_REQUIRED TASK_
Give back the records below exactly, every one, with no pictures.

---------- INPUT RECORDS

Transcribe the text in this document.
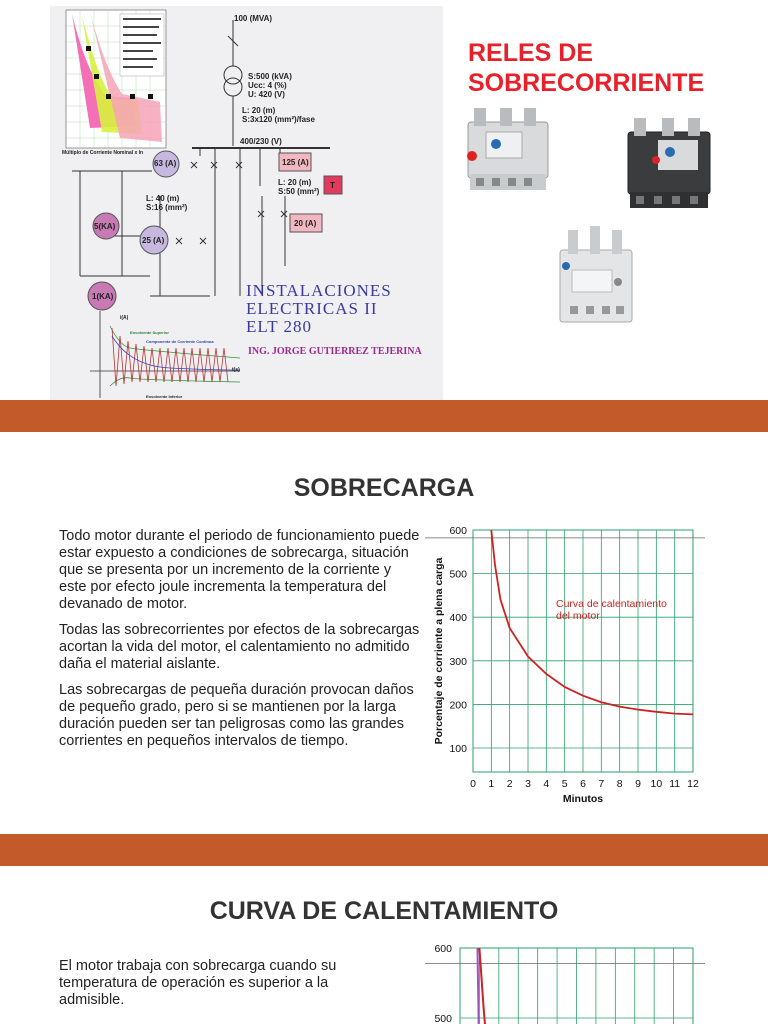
100 (MVA)
S:500 (kVA)
Ucc: 4 (%)
U: 420 (V)
L: 20 (m)
S:3x120 (mm²)/fase
400/230 (V)
63 (A)	125 (A)
L: 20 (m)
S:50 (mm²)
T
L: 40 (m)
S:16 (mm²)
20 (A)
5(KA)
25 (A)
1(KA)
Múltiplo de Corriente Nominal x In
i(A)
Envolvente Superior
Componente de Corriente Continua
Envolvente Inferior
t(s)
INSTALACIONES
ELECTRICAS II
ELT 280
ING. JORGE GUTIERREZ TEJERINA
RELES DE
SOBRECORRIENTE
SOBRECARGA

Todo motor durante el periodo de funcionamiento puede estar expuesto a condiciones de sobrecarga, situación que se presenta por un incremento de la corriente y este por efecto joule incrementa la temperatura del devanado de motor.

Todas las sobrecorrientes por efectos de la sobrecargas acortan la vida del motor, el calentamiento no admitido daña el material aislante.

Las sobrecargas de pequeña duración provocan daños de pequeño grado, pero si se mantienen por la larga duración pueden ser tan peligrosas como las grandes corrientes en pequeños intervalos de tiempo.

0 1 2 3 4 5 6 7 8 9 10 11 12
100
200
300
400
500
600
Minutos
Porcentaje de corriente a plena carga	Curva de calentamiento
del motor
CURVA DE CALENTAMIENTO

El motor trabaja con sobrecarga cuando su temperatura de operación es superior a la admisible.

500
600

--------------------

_FINISHED TASK_
Transcribe the text in this document.
100 (MVA)
S:500 (kVA)
Ucc: 4 (%)
U: 420 (V)
L: 20 (m)
S:3x120 (mm²)/fase
400/230 (V)
63 (A)	125 (A)
L: 20 (m)
S:50 (mm²)
T
L: 40 (m)
S:16 (mm²)
20 (A)
5(KA)
25 (A)
1(KA)
Múltiplo de Corriente Nominal x In
i(A)
Envolvente Superior
Componente de Corriente Continua
Envolvente Inferior
t(s)
INSTALACIONES
ELECTRICAS II
ELT 280
ING. JORGE GUTIERREZ TEJERINA
RELES DE
SOBRECORRIENTE
SOBRECARGA

Todo motor durante el periodo de funcionamiento puede estar expuesto a condiciones de sobrecarga, situación que se presenta por un incremento de la corriente y este por efecto joule incrementa la temperatura del devanado de motor.

Todas las sobrecorrientes por efectos de la sobrecargas acortan la vida del motor, el calentamiento no admitido daña el material aislante.

Las sobrecargas de pequeña duración provocan daños de pequeño grado, pero si se mantienen por la larga duración pueden ser tan peligrosas como las grandes corrientes en pequeños intervalos de tiempo.

0 1 2 3 4 5 6 7 8 9 10 11 12
100
200
300
400
500
600
Minutos
Porcentaje de corriente a plena carga	Curva de calentamiento
del motor
CURVA DE CALENTAMIENTO

El motor trabaja con sobrecarga cuando su temperatura de operación es superior a la admisible.

500
600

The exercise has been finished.